BEGIN RECORD EXTRACTS

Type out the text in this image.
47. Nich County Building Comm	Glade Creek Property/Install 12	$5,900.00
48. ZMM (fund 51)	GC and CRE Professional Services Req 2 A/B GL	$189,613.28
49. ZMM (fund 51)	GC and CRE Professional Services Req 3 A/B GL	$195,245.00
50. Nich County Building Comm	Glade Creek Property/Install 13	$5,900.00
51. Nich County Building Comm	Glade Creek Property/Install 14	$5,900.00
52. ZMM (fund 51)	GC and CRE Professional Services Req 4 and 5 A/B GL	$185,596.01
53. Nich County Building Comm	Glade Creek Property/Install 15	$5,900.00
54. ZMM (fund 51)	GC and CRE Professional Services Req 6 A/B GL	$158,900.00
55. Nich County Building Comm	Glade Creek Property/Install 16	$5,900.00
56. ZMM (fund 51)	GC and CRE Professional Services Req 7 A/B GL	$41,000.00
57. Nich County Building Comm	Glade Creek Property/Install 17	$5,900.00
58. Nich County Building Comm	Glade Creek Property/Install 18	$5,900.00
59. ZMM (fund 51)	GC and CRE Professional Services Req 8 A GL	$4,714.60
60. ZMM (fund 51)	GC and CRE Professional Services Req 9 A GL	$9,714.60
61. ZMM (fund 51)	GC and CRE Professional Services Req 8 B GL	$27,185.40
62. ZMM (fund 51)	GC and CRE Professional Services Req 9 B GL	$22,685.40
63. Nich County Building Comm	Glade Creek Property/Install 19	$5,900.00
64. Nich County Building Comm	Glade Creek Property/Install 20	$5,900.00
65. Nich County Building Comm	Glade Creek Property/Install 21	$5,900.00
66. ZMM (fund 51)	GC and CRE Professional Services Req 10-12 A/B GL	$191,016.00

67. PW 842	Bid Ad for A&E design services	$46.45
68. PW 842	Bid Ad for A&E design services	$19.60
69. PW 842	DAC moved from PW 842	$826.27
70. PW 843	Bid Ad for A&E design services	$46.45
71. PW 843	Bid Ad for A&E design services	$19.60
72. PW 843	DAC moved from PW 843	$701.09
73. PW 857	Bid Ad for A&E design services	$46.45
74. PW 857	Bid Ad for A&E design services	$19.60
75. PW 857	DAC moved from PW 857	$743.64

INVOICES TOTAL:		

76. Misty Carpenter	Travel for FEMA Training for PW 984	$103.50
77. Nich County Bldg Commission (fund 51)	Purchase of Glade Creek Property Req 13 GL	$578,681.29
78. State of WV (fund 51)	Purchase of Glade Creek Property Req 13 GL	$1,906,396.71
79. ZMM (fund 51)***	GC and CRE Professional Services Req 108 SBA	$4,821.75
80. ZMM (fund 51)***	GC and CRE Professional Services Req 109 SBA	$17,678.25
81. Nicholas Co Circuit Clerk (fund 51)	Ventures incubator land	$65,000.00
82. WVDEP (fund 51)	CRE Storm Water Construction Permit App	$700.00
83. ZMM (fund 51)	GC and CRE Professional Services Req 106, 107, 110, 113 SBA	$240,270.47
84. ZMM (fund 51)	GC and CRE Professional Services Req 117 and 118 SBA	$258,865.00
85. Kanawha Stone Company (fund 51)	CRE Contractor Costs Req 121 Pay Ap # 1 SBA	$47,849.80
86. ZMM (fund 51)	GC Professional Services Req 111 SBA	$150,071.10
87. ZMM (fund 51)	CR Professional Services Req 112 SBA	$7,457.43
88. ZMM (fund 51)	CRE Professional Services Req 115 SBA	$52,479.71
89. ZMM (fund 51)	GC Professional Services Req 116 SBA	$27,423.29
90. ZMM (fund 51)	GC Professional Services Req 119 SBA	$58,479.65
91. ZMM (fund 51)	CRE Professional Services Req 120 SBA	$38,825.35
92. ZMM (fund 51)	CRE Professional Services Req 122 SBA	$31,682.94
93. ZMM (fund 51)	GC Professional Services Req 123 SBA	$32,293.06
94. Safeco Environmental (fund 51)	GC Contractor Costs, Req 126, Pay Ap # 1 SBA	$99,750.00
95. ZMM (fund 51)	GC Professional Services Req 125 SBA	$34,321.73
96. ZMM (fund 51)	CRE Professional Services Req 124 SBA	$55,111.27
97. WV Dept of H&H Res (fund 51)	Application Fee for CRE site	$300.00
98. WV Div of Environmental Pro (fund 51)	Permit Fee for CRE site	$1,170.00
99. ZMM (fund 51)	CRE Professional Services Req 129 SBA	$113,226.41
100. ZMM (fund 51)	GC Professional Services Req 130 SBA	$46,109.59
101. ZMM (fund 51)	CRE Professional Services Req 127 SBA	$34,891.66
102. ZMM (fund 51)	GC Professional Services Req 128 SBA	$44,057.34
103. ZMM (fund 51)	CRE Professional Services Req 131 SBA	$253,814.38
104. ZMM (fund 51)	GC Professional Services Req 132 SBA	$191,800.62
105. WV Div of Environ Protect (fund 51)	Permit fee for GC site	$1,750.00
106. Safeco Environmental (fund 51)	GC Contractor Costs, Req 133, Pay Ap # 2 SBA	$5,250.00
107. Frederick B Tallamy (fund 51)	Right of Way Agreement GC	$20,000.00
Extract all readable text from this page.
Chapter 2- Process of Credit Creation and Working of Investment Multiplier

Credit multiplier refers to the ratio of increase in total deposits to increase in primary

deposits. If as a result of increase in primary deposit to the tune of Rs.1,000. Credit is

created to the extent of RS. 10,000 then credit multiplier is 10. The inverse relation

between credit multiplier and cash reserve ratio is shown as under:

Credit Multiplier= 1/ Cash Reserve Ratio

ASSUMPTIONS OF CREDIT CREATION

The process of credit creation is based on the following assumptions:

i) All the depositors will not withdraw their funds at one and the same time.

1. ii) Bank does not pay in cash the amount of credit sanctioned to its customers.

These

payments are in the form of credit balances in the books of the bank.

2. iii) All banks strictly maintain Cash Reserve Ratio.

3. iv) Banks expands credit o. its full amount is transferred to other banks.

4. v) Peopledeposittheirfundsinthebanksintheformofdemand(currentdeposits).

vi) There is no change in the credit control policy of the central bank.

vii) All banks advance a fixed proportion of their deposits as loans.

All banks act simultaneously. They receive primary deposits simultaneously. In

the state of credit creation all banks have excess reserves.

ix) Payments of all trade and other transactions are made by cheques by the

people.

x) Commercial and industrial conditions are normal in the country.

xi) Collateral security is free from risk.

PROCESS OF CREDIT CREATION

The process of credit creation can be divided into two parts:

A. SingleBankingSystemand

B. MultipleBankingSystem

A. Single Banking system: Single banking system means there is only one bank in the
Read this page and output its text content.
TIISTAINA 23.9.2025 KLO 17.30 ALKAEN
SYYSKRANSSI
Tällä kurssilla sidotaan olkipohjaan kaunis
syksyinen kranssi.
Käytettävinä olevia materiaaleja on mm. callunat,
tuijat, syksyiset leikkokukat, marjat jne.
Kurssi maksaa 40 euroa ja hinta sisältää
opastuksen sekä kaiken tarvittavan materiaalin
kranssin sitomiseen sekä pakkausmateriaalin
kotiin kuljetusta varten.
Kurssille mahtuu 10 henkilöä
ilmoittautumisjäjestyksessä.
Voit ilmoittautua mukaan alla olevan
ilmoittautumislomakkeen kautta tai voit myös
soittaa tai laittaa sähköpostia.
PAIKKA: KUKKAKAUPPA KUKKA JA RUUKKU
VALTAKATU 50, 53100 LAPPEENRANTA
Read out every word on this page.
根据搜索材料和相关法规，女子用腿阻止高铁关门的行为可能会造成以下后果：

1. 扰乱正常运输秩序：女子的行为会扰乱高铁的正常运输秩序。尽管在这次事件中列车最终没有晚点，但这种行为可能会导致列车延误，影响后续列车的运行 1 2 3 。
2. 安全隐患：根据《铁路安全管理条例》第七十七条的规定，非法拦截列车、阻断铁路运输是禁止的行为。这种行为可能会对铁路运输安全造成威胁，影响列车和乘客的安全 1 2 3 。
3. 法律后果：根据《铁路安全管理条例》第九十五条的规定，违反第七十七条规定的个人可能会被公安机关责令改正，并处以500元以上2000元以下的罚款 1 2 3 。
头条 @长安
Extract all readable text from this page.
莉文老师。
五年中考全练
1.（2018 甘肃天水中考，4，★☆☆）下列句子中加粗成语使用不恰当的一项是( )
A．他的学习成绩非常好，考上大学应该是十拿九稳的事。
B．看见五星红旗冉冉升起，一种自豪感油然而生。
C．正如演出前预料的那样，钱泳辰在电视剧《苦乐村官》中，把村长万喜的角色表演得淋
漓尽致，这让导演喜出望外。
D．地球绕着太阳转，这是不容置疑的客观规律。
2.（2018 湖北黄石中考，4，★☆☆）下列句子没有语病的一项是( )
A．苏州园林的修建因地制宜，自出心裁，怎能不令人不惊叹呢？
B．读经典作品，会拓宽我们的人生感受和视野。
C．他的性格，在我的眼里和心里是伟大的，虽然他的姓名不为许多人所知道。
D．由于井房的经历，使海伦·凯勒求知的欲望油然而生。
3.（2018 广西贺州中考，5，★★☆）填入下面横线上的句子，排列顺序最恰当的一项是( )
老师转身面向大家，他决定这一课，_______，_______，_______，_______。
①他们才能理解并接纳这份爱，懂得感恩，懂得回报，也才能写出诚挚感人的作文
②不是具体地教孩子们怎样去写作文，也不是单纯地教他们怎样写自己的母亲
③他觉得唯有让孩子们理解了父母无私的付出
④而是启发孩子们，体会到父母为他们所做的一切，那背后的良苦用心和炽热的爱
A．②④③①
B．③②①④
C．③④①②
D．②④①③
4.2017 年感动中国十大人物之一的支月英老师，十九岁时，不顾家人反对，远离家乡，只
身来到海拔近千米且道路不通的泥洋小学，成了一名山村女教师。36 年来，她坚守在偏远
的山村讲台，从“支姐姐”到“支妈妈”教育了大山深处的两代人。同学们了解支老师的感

END RECORD EXTRACTS

OBJECTIVE: Copy out every line of the material above that mentions the word "Costs".

TASK RESULT:
85. Kanawha Stone Company (fund 51)	CRE Contractor Costs Req 121 Pay Ap # 1 SBA	$47,849.80
94. Safeco Environmental (fund 51)	GC Contractor Costs, Req 126, Pay Ap # 1 SBA	$99,750.00
106. Safeco Environmental (fund 51)	GC Contractor Costs, Req 133, Pay Ap # 2 SBA	$5,250.00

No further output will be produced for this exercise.